> _THE PROBLEM_
Search the entries below. Return every line that has "Cities" in it.

> _DATA SHOWN_

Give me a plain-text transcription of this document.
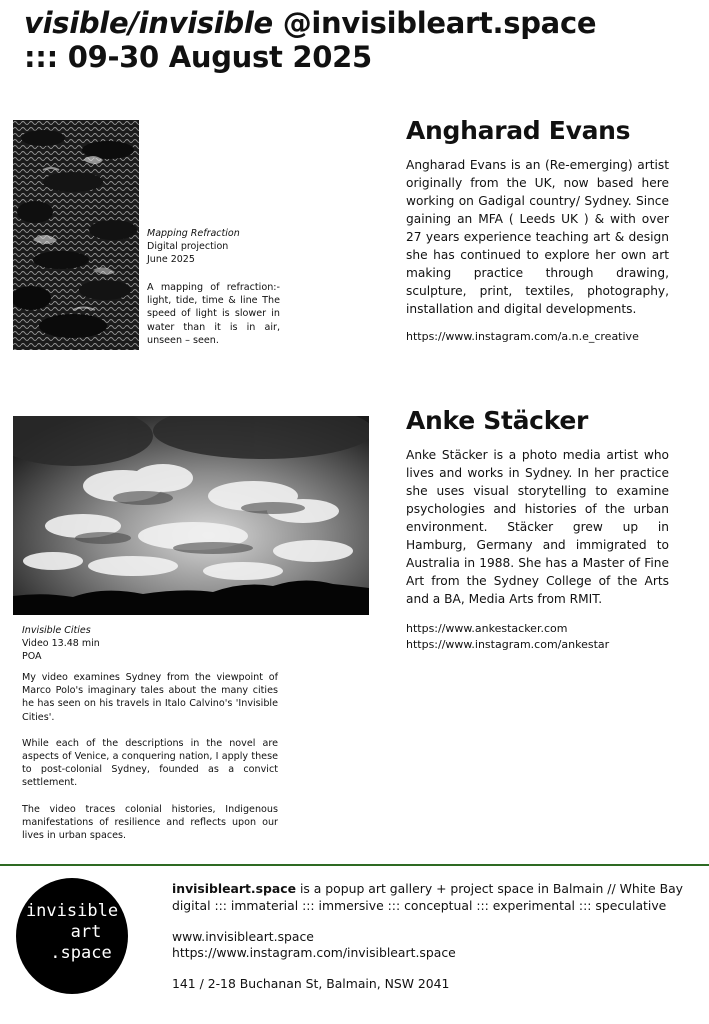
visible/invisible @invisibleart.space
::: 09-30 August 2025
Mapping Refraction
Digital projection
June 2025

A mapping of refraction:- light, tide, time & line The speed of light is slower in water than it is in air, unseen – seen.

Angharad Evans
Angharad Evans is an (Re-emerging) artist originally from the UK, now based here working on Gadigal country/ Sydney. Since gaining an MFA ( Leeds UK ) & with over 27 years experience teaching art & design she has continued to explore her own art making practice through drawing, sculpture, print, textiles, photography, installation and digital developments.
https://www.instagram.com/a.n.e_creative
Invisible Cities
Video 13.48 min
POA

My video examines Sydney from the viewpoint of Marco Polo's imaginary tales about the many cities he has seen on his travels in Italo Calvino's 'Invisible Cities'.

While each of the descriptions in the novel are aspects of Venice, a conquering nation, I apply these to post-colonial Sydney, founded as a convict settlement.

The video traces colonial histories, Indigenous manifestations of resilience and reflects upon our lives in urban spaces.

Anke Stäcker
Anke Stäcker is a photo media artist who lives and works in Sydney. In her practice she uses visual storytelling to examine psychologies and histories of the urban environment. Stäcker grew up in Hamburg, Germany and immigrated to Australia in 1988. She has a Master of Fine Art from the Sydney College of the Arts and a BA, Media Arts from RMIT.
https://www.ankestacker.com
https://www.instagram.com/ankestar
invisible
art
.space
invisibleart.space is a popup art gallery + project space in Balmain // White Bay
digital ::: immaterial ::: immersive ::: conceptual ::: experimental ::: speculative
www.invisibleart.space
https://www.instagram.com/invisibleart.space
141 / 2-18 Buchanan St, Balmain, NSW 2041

--

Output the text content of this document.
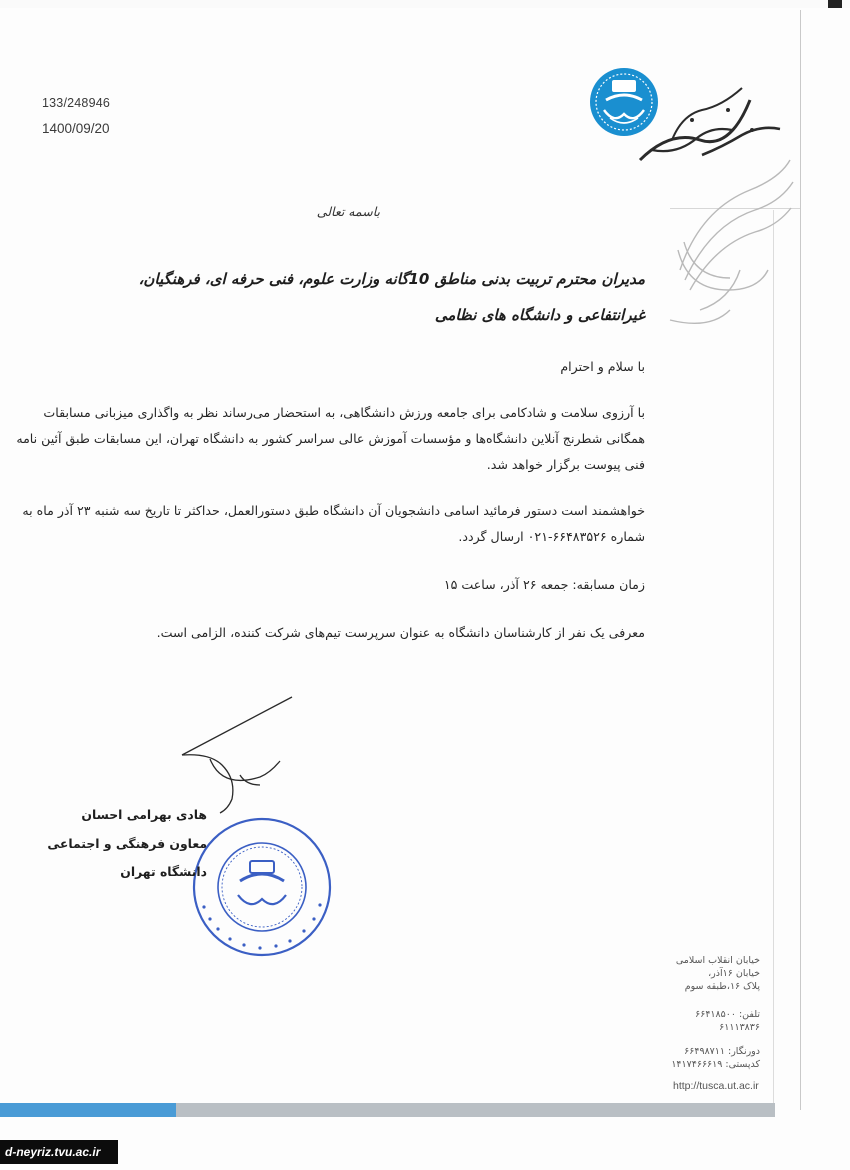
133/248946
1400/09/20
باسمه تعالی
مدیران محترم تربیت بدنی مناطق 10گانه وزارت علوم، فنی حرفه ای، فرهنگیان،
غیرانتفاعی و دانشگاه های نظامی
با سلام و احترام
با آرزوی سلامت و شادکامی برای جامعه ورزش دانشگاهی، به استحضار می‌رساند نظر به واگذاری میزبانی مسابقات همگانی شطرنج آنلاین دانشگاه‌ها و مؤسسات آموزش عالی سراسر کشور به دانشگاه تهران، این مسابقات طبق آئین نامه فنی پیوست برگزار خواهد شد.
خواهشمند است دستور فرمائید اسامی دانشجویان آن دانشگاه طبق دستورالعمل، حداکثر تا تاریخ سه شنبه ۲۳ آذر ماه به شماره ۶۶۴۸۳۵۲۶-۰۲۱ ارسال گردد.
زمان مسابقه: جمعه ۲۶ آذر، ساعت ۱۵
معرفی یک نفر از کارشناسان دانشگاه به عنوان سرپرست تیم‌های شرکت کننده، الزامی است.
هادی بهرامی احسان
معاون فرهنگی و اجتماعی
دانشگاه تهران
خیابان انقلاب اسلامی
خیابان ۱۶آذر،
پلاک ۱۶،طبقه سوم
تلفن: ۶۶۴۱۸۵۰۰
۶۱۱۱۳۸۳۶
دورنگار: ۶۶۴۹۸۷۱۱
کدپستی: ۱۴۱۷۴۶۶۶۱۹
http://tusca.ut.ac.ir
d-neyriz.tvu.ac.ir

> _SOLUTION TO THIS TASK_
Invisible Cities
My video examines Sydney from the viewpoint of Marco Polo's imaginary tales about the many cities he has seen on his travels in Italo Calvino's 'Invisible Cities'.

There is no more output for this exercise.